- [AIM] Collect every line in the records below that contains the word "décoction".

***

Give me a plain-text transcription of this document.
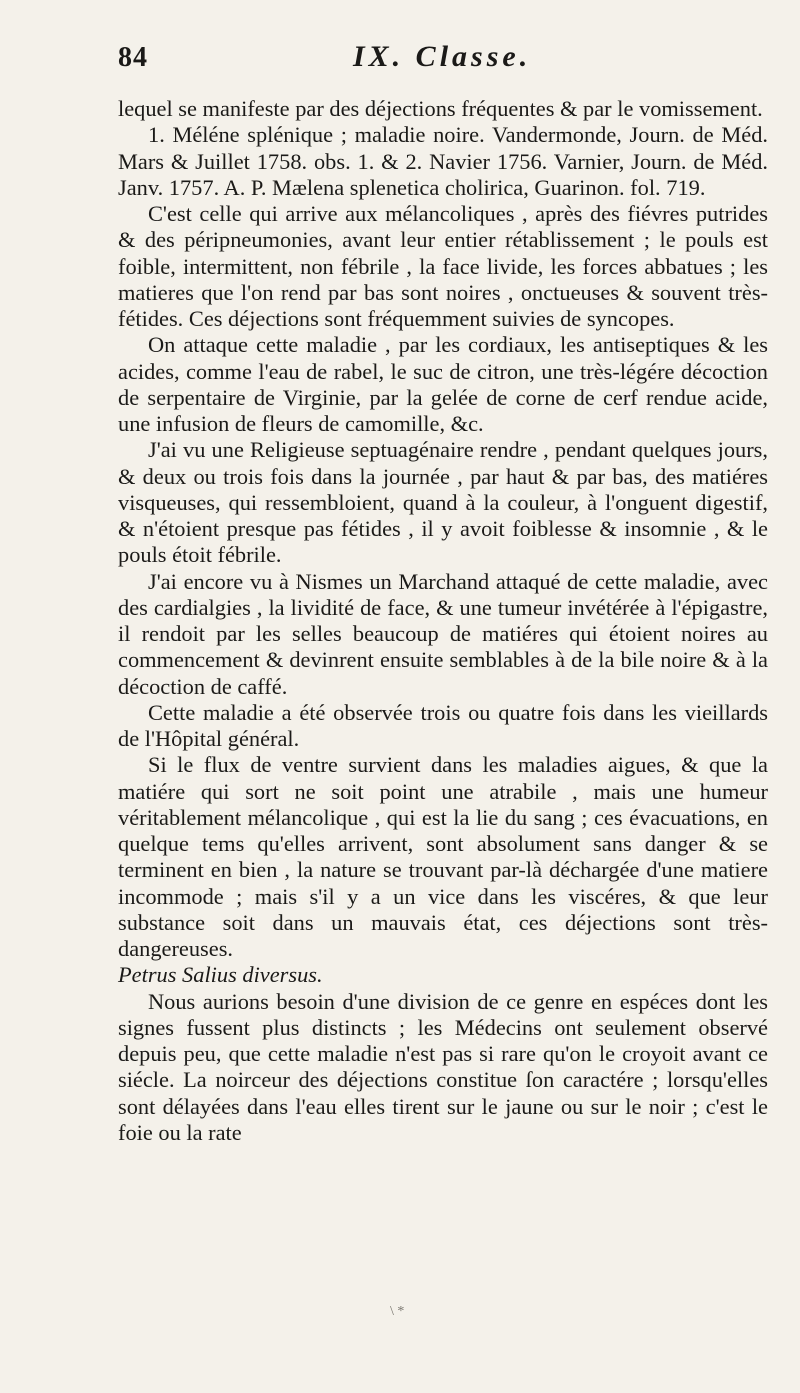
84	IX. Classe.

lequel se manifeste par des déjections fréquentes & par le vomissement.

1. Méléne splénique ; maladie noire. Vandermonde, Journ. de Méd. Mars & Juillet 1758. obs. 1. & 2. Navier 1756. Varnier, Journ. de Méd. Janv. 1757. A. P. Mælena splenetica cholirica, Guarinon. fol. 719.

C'est celle qui arrive aux mélancoliques , après des fiévres putrides & des péripneumonies, avant leur entier rétablissement ; le pouls est foible, intermittent, non fébrile , la face livide, les forces abbatues ; les matieres que l'on rend par bas sont noires , onctueuses & souvent très-fétides. Ces déjections sont fréquemment suivies de syncopes.

On attaque cette maladie , par les cordiaux, les antiseptiques & les acides, comme l'eau de rabel, le suc de citron, une très-légére décoction de serpentaire de Virginie, par la gelée de corne de cerf rendue acide, une infusion de fleurs de camomille, &c.

J'ai vu une Religieuse septuagénaire rendre , pendant quelques jours, & deux ou trois fois dans la journée , par haut & par bas, des matiéres visqueuses, qui ressembloient, quand à la couleur, à l'onguent digestif, & n'étoient presque pas fétides , il y avoit foiblesse & insomnie , & le pouls étoit fébrile.

J'ai encore vu à Nismes un Marchand attaqué de cette maladie, avec des cardialgies , la lividité de face, & une tumeur invétérée à l'épigastre, il rendoit par les selles beaucoup de matiéres qui étoient noires au commencement & devinrent ensuite semblables à de la bile noire & à la décoction de caffé.

Cette maladie a été observée trois ou quatre fois dans les vieillards de l'Hôpital général.

Si le flux de ventre survient dans les maladies aigues, & que la matiére qui sort ne soit point une atrabile , mais une humeur véritablement mélancolique , qui est la lie du sang ; ces évacuations, en quelque tems qu'elles arrivent, sont absolument sans danger & se terminent en bien , la nature se trouvant par-là déchargée d'une matiere incommode ; mais s'il y a un vice dans les viscéres, & que leur substance soit dans un mauvais état, ces déjections sont très-dangereuses.

Petrus Salius diversus.

Nous aurions besoin d'une division de ce genre en espéces dont les signes fussent plus distincts ; les Médecins ont seulement observé depuis peu, que cette maladie n'est pas si rare qu'on le croyoit avant ce siécle. La noirceur des déjections constitue ſon caractére ; lorsqu'elles sont délayées dans l'eau elles tirent sur le jaune ou sur le noir ; c'est le foie ou la rate

\ *
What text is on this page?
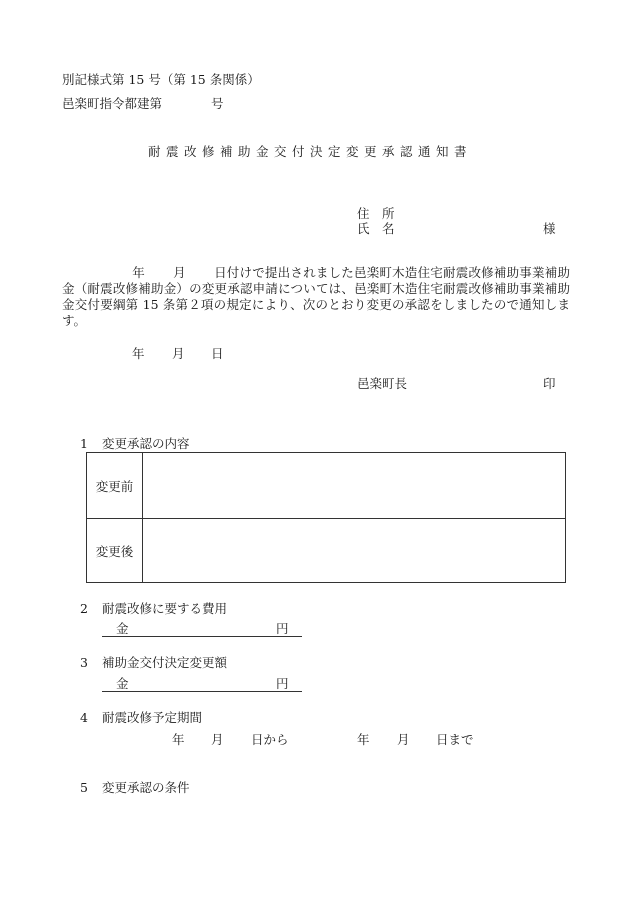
別記様式第 15 号（第 15 条関係）
邑楽町指令都建第	号
耐震改修補助金交付決定変更承認通知書
住　所
氏　名	様
年 月 日付けで提出されました邑楽町木造住宅耐震改修補助事業補助金（耐震改修補助金）の変更承認申請については、邑楽町木造住宅耐震改修補助事業補助金交付要綱第 15 条第２項の規定により、次のとおり変更の承認をしましたので通知します。
年 月 日
邑楽町長	印
1 変更承認の内容
変更前
変更後
2 耐震改修に要する費用
金	円
3 補助金交付決定変更額
金	円
4 耐震改修予定期間
年 月 日から	年 月 日まで
5 変更承認の条件
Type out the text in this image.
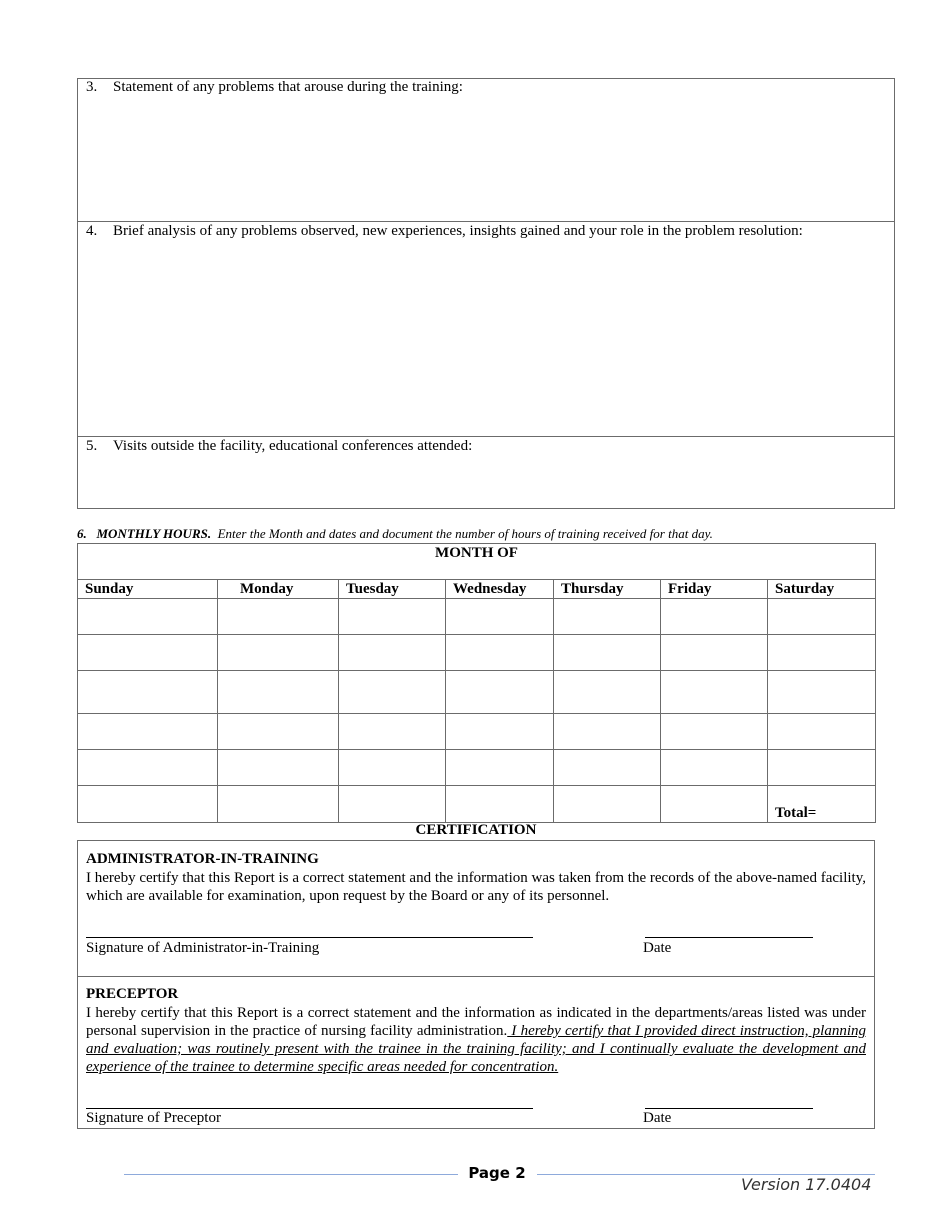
3. Statement of any problems that arouse during the training:
4. Brief analysis of any problems observed, new experiences, insights gained and your role in the problem resolution:
5. Visits outside the facility, educational conferences attended:
6. MONTHLY HOURS. Enter the Month and dates and document the number of hours of training received for that day.
MONTH OF						
Sunday	Monday	Tuesday	Wednesday	Thursday	Friday	Saturday

						Total=
CERTIFICATION
ADMINISTRATOR-IN-TRAINING
I hereby certify that this Report is a correct statement and the information was taken from the records of the above-named facility, which are available for examination, upon request by the Board or any of its personnel.
Signature of Administrator-in-Training	Date
PRECEPTOR
I hereby certify that this Report is a correct statement and the information as indicated in the departments/areas listed was under personal supervision in the practice of nursing facility administration. I hereby certify that I provided direct instruction, planning and evaluation; was routinely present with the trainee in the training facility; and I continually evaluate the development and experience of the trainee to determine specific areas needed for concentration.
Signature of Preceptor	Date
Page 2
Version 17.0404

***

- [RESPONSE BELOW]
On attaque cette maladie , par les cordiaux, les antiseptiques & les acides, comme l'eau de rabel, le suc de citron, une très-légére décoction de serpentaire de Virginie, par la gelée de corne de cerf rendue acide, une infusion de fleurs de camomille, &c.
J'ai encore vu à Nismes un Marchand attaqué de cette maladie, avec des cardialgies , la lividité de face, & une tumeur invétérée à l'épigastre, il rendoit par les selles beaucoup de matiéres qui étoient noires au commencement & devinrent ensuite semblables à de la bile noire & à la décoction de caffé.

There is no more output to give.